◆ **Document segment**
● ● ●

So it was curious that the undeniably splendid performances of both works wound up feeling undermined by two decisions that cast a shadow where there should have been a glow.

The first bad decision was to program the Adams piece in the first half, which did a disservice to both Adams and Josefowicz, although let’s acknowledge it’s customary the first half of the program is when the evening’s guest soloist usually performs. I don’t know how that tradition came about, but I imagine it stays around to allow soloists can catch a flight to their next gig if necessary, or more likely, slip off to a nice dinner before it gets too late. But it’s time to reconsider the tradition, especially when in turns a program as promising as this upside down.

Adams’ take on Scheherazade is frightening and beautiful, agitated and tantric. It acknowledges the enticement of exocitism and makes plain the ugly realities of its expression. In its 2nd movement love scene (titled “A Long Desire”), Adams flirts with an homage to Rimsky-Korsakov only to turn away to music that’s profoundly sadder, conflicted, and leaves its protagonist sounding imperiled before ending with an extended meditation that creates a sense of isolation and remoteness. That sense of threat and agitation, is the recurring provocation running through Adams’ “dramatic symphony.” The listener cannot escape the sense of a storyteller in direct and immediate danger.

It’s a revisionist take, but one that we know is much more truthful than its source material. And if Adams has composed a rebuttal to Rimsky-Korsakov and his contemporaries, he’s also, as he has so many times before in his major works, created a dialogue that demands we question where we’ve been and where we’re going.

There is probably no better accomplice in creating that kind of dialogue than Josefowicz, who has created a niche market for herself as muse and advocate for contemporary composers, including Adams, Esa-Pekka Salonen, and Luca Francesconi. A forceful, active player, Josefowicz always seems to emotionally inhabit the music she’s performing (usually from memory). At times she seems to engage the orchestra in a kind of musical agon, while at others she appears to relish their presence. This wasn’t the most engaged performance from her that I’ve experienced, but she never fails to captivate.

But scheduling Scheherazade.2 in the first half positioned robbed it of the chance serve as a rebuke of the romanticized orientalism and fiction of Rimsky-Korsakov’s version. Adams’ work wants your close attention and rewards it. Rimsky-Korsakov’s is a giant machine of riffs and melody. Programming them in this order is like playing The Grateful Dead’s “Dark Star,” then following it with Deep Purple’s “Highway Star,” and expecting the listener to somehow draw connections between the two.

Then there was bad decision.2, which might be better described as “failure to conspire to make a statement and willfully disregarding the power of optics.” At some point during the past few months or weeks, someone at BSO should have noticed the opportunity existed to say something interesting and meaningful about women and classical music with this program since it falls on International Women’s Day AND features two works based on a classic FEMALE literary figure AND is being conducted by a woman AND features a prominent female guest soloist AND features two pieces with lengthy solo parts expressing the female voice AND having noticed ALL OF THAT said, “WOAH, we really should have a woman in the concertmaster’s chair that weekend performing that solo in the Rimsky.”

● ● ●

◆ **Information shown**
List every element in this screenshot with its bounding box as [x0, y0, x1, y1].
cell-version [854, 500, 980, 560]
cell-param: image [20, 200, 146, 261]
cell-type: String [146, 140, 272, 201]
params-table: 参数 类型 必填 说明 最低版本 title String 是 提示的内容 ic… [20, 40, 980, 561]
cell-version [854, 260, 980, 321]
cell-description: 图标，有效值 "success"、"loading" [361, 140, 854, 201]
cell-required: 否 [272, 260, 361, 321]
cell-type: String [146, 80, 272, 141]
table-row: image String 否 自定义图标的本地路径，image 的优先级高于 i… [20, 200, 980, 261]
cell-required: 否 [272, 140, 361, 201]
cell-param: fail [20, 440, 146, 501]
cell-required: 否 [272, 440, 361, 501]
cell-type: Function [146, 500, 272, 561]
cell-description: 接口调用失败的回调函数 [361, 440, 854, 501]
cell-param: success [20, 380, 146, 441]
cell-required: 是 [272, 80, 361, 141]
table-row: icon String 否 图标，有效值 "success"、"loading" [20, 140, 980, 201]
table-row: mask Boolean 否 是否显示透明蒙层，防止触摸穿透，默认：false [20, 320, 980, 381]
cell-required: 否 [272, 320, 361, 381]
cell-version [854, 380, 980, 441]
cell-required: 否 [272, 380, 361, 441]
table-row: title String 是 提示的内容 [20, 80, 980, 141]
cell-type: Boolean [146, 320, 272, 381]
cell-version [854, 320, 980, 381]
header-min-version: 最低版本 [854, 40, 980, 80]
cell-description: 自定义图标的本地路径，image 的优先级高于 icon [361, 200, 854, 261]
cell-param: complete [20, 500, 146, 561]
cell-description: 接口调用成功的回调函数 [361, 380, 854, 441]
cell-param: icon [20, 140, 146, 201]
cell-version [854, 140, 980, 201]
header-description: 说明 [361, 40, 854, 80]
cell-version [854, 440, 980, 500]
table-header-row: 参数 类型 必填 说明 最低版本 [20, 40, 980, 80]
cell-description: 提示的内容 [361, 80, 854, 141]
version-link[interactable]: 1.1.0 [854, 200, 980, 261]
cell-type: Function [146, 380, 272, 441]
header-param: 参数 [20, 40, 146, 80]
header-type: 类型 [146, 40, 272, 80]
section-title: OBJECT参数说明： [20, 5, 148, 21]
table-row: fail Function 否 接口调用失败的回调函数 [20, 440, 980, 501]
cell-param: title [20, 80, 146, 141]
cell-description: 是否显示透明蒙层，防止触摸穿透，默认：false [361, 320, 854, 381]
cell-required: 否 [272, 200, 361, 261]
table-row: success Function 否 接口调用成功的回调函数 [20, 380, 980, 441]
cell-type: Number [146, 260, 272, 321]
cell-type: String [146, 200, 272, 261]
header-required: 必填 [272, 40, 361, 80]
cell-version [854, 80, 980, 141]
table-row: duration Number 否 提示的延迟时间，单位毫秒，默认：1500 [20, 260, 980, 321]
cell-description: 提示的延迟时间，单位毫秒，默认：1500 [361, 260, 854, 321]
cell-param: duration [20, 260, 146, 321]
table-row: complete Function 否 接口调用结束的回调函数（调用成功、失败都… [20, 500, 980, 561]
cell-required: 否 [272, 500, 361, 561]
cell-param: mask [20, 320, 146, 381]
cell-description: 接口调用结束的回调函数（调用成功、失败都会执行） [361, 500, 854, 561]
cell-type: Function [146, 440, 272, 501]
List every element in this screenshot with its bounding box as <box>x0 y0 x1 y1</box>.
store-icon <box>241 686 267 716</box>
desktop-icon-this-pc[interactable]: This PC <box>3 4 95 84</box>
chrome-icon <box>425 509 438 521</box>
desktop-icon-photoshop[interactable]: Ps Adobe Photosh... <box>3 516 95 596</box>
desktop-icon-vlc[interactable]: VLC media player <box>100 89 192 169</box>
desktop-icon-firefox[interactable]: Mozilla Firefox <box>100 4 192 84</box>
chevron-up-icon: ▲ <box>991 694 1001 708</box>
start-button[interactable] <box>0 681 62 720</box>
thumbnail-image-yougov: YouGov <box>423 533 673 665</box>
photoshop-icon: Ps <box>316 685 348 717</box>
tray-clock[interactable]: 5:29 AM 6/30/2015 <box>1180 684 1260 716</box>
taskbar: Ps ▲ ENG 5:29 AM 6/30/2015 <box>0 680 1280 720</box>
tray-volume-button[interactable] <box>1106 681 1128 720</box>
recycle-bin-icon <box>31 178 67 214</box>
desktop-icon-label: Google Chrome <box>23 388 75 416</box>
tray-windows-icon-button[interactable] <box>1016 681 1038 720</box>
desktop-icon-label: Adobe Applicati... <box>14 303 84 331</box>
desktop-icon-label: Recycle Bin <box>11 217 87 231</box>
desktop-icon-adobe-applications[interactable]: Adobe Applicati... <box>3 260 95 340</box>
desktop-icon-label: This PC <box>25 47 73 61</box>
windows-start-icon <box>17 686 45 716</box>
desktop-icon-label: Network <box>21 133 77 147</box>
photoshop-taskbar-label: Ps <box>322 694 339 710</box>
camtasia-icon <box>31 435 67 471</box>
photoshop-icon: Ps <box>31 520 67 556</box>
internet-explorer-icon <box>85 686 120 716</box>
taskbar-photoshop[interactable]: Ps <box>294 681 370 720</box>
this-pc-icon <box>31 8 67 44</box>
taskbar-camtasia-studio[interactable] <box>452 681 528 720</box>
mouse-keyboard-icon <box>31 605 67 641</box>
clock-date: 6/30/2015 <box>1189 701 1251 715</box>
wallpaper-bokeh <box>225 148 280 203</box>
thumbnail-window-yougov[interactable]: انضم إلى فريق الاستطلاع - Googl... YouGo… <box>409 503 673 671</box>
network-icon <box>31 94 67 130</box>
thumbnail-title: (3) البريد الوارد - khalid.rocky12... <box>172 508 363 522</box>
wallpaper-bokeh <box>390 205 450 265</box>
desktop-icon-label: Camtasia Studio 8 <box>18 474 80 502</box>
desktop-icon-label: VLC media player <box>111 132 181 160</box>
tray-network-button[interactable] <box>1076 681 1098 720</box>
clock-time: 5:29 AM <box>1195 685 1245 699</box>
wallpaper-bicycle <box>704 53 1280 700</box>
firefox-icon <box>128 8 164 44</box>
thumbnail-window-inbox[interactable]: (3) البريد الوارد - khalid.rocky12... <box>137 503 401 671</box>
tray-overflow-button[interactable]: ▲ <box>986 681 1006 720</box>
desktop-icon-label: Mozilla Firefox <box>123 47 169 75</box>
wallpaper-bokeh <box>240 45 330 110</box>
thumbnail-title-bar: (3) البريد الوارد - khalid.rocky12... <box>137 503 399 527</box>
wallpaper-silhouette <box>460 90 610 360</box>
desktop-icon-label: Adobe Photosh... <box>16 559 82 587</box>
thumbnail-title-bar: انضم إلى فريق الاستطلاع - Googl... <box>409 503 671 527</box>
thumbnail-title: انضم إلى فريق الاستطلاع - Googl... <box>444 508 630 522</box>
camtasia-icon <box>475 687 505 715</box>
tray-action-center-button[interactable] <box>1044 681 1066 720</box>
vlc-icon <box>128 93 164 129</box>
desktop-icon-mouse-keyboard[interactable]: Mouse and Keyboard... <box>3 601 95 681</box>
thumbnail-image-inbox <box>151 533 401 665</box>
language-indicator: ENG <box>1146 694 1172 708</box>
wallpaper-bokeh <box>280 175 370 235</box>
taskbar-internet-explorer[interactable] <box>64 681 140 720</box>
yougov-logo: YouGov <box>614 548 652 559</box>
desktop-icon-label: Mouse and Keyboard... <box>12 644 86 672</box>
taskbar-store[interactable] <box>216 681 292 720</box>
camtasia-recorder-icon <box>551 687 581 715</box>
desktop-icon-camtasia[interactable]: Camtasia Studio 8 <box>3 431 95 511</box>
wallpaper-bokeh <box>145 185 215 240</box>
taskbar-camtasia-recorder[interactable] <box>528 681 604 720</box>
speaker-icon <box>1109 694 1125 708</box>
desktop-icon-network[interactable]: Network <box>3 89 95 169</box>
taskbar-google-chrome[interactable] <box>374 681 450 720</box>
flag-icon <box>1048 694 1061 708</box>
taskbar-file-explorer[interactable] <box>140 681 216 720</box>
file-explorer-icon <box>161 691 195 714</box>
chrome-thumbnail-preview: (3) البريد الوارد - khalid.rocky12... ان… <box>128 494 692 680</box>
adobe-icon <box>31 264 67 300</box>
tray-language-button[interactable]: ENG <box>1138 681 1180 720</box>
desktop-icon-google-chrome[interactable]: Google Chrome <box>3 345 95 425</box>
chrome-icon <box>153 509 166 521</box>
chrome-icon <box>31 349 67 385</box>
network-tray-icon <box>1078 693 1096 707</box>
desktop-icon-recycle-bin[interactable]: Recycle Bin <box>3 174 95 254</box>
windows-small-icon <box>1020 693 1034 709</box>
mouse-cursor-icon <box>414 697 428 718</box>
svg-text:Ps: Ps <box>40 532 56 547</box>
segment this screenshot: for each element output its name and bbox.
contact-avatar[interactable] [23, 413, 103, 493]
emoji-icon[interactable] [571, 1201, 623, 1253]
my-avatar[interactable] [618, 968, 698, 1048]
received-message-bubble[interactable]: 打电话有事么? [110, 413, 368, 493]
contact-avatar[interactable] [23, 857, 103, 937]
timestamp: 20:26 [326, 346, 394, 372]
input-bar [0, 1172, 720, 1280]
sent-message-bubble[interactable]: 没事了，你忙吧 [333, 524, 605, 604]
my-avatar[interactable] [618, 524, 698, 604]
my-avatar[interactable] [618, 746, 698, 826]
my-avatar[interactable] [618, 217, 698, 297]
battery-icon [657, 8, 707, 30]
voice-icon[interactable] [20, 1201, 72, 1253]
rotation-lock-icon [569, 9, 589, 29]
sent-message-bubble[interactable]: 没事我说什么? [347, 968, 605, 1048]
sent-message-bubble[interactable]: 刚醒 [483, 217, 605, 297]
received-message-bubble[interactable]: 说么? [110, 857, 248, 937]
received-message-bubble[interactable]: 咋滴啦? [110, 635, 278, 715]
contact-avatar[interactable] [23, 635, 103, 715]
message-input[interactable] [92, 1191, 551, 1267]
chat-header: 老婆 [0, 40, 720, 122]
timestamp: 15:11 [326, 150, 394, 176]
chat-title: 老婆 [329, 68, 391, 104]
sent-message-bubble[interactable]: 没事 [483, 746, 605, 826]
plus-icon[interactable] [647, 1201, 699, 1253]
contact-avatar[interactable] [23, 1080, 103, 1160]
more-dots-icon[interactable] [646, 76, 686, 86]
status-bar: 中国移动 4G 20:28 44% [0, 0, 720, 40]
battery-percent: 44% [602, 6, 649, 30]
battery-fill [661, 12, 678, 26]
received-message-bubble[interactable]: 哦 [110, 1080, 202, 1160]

● ● ●

◆ **Task requirements**
a) In the concert review, swap "giant machine" for "vast engine" and give the passage from "But scheduling Scheherazade.2" to "between the two.".
b) Which contemporary composers does the concert review name as ones Josefowicz has championed?

◆ **Task-by-task solutions**
a)
But scheduling Scheherazade.2 in the first half positioned robbed it of the chance serve as a rebuke of the romanticized orientalism and fiction of Rimsky-Korsakov’s version. Adams’ work wants your close attention and rewards it. Rimsky-Korsakov’s is a vast engine of riffs and melody. Programming them in this order is like playing The Grateful Dead’s “Dark Star,” then following it with Deep Purple’s “Highway Star,” and expecting the listener to somehow draw connections between the two.

b) Adams, Esa-Pekka Salonen, and Luca Francesconi.